**DIRECTIVE:** Output every line of the data exactly as it appears.

* start DATA EXTRACT *

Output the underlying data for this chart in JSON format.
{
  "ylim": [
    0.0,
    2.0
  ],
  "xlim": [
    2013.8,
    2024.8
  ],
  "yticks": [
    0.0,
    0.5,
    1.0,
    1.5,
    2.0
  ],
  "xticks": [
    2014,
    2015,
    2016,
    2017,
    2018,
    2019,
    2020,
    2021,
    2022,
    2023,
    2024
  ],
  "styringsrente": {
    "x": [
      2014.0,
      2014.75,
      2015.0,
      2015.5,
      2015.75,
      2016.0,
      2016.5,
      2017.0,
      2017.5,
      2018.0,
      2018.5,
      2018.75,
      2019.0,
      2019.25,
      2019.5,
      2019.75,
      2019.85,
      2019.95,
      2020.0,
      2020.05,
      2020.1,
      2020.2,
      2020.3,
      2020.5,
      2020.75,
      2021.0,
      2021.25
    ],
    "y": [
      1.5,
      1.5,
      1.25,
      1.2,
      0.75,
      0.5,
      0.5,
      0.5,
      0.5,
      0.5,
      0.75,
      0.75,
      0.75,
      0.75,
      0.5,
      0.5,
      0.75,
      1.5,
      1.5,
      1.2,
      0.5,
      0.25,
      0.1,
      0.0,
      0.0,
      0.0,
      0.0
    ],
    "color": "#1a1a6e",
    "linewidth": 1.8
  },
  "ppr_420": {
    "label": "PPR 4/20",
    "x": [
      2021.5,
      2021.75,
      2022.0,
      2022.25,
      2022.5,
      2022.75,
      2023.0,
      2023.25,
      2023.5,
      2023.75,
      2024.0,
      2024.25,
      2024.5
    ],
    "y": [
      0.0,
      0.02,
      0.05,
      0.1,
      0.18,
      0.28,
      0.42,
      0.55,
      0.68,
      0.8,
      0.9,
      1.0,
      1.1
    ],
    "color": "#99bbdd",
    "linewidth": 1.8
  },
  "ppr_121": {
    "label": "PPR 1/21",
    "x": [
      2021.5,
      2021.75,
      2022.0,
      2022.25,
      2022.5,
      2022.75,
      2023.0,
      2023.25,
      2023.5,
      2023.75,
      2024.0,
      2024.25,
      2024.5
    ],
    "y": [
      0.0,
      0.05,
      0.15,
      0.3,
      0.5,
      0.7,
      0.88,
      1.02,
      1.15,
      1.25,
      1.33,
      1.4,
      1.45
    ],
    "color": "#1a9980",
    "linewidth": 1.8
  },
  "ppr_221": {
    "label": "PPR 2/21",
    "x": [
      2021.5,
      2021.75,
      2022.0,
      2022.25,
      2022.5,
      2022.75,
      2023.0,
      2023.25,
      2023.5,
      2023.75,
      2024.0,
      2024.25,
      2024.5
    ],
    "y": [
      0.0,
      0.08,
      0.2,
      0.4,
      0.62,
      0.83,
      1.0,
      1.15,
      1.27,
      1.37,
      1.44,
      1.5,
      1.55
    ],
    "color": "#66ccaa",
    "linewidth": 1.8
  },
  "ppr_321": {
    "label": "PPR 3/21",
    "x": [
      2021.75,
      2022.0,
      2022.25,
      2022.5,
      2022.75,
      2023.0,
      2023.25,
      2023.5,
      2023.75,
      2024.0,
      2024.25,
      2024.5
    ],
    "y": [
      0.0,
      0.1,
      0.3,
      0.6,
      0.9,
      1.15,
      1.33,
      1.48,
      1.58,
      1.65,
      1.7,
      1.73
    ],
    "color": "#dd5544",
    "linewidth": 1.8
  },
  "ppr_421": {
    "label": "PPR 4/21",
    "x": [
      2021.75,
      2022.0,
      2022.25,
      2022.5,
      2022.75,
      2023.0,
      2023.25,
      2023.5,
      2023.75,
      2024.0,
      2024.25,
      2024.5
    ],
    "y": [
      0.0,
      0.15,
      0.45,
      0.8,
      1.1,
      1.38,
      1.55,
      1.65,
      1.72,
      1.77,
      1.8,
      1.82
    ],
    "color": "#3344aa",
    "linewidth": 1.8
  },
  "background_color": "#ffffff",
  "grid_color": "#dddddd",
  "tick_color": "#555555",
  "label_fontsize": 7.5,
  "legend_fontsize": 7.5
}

* end DATA EXTRACT *

**OUTPUT OF THE TASK:**
Output the underlying data for this chart in JSON format.
{
  "ylim": [
    0.0,
    2.0
  ],
  "xlim": [
    2013.8,
    2024.8
  ],
  "yticks": [
    0.0,
    0.5,
    1.0,
    1.5,
    2.0
  ],
  "xticks": [
    2014,
    2015,
    2016,
    2017,
    2018,
    2019,
    2020,
    2021,
    2022,
    2023,
    2024
  ],
  "styringsrente": {
    "x": [
      2014.0,
      2014.75,
      2015.0,
      2015.5,
      2015.75,
      2016.0,
      2016.5,
      2017.0,
      2017.5,
      2018.0,
      2018.5,
      2018.75,
      2019.0,
      2019.25,
      2019.5,
      2019.75,
      2019.85,
      2019.95,
      2020.0,
      2020.05,
      2020.1,
      2020.2,
      2020.3,
      2020.5,
      2020.75,
      2021.0,
      2021.25
    ],
    "y": [
      1.5,
      1.5,
      1.25,
      1.2,
      0.75,
      0.5,
      0.5,
      0.5,
      0.5,
      0.5,
      0.75,
      0.75,
      0.75,
      0.75,
      0.5,
      0.5,
      0.75,
      1.5,
      1.5,
      1.2,
      0.5,
      0.25,
      0.1,
      0.0,
      0.0,
      0.0,
      0.0
    ],
    "color": "#1a1a6e",
    "linewidth": 1.8
  },
  "ppr_420": {
    "label": "PPR 4/20",
    "x": [
      2021.5,
      2021.75,
      2022.0,
      2022.25,
      2022.5,
      2022.75,
      2023.0,
      2023.25,
      2023.5,
      2023.75,
      2024.0,
      2024.25,
      2024.5
    ],
    "y": [
      0.0,
      0.02,
      0.05,
      0.1,
      0.18,
      0.28,
      0.42,
      0.55,
      0.68,
      0.8,
      0.9,
      1.0,
      1.1
    ],
    "color": "#99bbdd",
    "linewidth": 1.8
  },
  "ppr_121": {
    "label": "PPR 1/21",
    "x": [
      2021.5,
      2021.75,
      2022.0,
      2022.25,
      2022.5,
      2022.75,
      2023.0,
      2023.25,
      2023.5,
      2023.75,
      2024.0,
      2024.25,
      2024.5
    ],
    "y": [
      0.0,
      0.05,
      0.15,
      0.3,
      0.5,
      0.7,
      0.88,
      1.02,
      1.15,
      1.25,
      1.33,
      1.4,
      1.45
    ],
    "color": "#1a9980",
    "linewidth": 1.8
  },
  "ppr_221": {
    "label": "PPR 2/21",
    "x": [
      2021.5,
      2021.75,
      2022.0,
      2022.25,
      2022.5,
      2022.75,
      2023.0,
      2023.25,
      2023.5,
      2023.75,
      2024.0,
      2024.25,
      2024.5
    ],
    "y": [
      0.0,
      0.08,
      0.2,
      0.4,
      0.62,
      0.83,
      1.0,
      1.15,
      1.27,
      1.37,
      1.44,
      1.5,
      1.55
    ],
    "color": "#66ccaa",
    "linewidth": 1.8
  },
  "ppr_321": {
    "label": "PPR 3/21",
    "x": [
      2021.75,
      2022.0,
      2022.25,
      2022.5,
      2022.75,
      2023.0,
      2023.25,
      2023.5,
      2023.75,
      2024.0,
      2024.25,
      2024.5
    ],
    "y": [
      0.0,
      0.1,
      0.3,
      0.6,
      0.9,
      1.15,
      1.33,
      1.48,
      1.58,
      1.65,
      1.7,
      1.73
    ],
    "color": "#dd5544",
    "linewidth": 1.8
  },
  "ppr_421": {
    "label": "PPR 4/21",
    "x": [
      2021.75,
      2022.0,
      2022.25,
      2022.5,
      2022.75,
      2023.0,
      2023.25,
      2023.5,
      2023.75,
      2024.0,
      2024.25,
      2024.5
    ],
    "y": [
      0.0,
      0.15,
      0.45,
      0.8,
      1.1,
      1.38,
      1.55,
      1.65,
      1.72,
      1.77,
      1.8,
      1.82
    ],
    "color": "#3344aa",
    "linewidth": 1.8
  },
  "background_color": "#ffffff",
  "grid_color": "#dddddd",
  "tick_color": "#555555",
  "label_fontsize": 7.5,
  "legend_fontsize": 7.5
}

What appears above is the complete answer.